## Begin STORED DATA

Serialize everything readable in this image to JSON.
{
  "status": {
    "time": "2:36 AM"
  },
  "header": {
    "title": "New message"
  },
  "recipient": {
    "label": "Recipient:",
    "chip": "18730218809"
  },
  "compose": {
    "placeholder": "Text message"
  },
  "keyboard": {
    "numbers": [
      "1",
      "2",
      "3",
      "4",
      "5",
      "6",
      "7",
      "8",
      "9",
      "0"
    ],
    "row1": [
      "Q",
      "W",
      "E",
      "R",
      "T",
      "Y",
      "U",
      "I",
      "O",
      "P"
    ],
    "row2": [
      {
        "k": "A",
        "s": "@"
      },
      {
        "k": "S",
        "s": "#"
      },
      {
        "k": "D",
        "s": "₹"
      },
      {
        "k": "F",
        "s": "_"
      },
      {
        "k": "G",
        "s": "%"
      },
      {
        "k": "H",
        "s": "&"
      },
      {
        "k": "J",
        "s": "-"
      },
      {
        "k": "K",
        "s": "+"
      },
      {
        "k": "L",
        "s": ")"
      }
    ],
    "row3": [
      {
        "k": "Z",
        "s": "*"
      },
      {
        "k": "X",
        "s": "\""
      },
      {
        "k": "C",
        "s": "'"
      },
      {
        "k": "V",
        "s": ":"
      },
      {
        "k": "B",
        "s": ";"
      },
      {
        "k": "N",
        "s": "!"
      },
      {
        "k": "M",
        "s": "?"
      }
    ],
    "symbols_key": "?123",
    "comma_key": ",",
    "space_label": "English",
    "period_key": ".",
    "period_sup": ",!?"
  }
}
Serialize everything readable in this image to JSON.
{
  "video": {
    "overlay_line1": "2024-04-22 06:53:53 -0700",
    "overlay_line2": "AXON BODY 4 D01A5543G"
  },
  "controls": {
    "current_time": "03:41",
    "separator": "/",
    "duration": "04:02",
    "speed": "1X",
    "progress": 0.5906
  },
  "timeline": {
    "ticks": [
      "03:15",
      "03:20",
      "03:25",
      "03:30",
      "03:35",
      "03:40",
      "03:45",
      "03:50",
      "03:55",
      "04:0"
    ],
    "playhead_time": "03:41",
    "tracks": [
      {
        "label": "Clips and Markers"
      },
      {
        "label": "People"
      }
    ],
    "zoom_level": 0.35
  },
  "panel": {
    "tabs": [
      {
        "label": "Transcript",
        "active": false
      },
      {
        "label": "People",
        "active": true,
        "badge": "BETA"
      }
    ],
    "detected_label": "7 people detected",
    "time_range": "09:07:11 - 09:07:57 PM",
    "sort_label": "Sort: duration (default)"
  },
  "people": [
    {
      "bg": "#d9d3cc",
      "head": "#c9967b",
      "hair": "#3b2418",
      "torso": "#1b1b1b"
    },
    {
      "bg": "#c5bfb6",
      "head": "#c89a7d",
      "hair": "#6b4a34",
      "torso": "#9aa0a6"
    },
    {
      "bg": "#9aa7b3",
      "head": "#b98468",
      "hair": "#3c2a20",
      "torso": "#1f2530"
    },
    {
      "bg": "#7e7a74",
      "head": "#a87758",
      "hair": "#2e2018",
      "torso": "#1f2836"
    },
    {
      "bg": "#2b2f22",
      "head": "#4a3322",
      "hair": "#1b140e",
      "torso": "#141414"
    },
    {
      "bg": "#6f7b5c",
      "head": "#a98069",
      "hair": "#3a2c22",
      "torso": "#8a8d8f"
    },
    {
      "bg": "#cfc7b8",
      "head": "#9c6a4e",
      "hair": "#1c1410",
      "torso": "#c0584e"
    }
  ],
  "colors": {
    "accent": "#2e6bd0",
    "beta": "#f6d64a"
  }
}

## End STORED DATA

## PROMPT
Please list every line of the records that contains "torso".

## WRITTEN SOLUTION
      "torso": "#1b1b1b"
      "torso": "#9aa0a6"
      "torso": "#1f2530"
      "torso": "#1f2836"
      "torso": "#141414"
      "torso": "#8a8d8f"
      "torso": "#c0584e"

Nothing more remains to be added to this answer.